▶ REQUIREMENTS: Only a number is wanted: the count of lines in this listing that contain "Video".

▶ PROVIDED DATA:
[BEGIN]

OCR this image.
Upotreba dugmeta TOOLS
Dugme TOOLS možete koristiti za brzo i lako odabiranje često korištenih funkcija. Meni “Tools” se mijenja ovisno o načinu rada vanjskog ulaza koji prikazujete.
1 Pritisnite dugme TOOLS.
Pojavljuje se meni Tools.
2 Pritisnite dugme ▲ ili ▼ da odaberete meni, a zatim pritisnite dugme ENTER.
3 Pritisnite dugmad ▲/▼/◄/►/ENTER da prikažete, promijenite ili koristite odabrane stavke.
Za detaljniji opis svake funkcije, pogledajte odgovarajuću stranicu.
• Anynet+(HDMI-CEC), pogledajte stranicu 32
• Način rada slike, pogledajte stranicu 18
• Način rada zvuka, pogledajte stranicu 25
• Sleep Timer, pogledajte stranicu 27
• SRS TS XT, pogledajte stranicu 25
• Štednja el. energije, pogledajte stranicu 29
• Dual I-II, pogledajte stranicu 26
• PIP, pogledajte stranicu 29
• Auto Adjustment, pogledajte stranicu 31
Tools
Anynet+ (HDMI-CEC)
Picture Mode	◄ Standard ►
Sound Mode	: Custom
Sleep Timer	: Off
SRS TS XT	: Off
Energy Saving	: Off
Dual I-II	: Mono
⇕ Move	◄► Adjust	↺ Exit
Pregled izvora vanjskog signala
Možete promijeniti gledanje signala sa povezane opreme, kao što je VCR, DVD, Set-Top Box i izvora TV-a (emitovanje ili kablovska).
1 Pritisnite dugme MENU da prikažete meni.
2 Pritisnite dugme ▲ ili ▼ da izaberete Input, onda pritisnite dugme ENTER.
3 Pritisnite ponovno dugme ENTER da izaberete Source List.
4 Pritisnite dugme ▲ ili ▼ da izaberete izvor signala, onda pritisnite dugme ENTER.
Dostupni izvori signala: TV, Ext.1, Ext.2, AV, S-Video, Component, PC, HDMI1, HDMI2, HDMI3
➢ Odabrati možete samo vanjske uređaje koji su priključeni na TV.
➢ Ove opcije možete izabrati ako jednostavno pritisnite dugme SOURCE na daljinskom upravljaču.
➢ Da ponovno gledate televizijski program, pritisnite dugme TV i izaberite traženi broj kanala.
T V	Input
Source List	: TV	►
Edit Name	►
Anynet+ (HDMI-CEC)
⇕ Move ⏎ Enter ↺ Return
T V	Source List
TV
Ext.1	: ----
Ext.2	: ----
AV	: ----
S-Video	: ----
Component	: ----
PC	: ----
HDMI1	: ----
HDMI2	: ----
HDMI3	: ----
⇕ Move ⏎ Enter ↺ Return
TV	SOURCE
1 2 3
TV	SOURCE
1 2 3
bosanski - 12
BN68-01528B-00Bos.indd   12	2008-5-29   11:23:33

[END]

▶ THE ANSWER: 2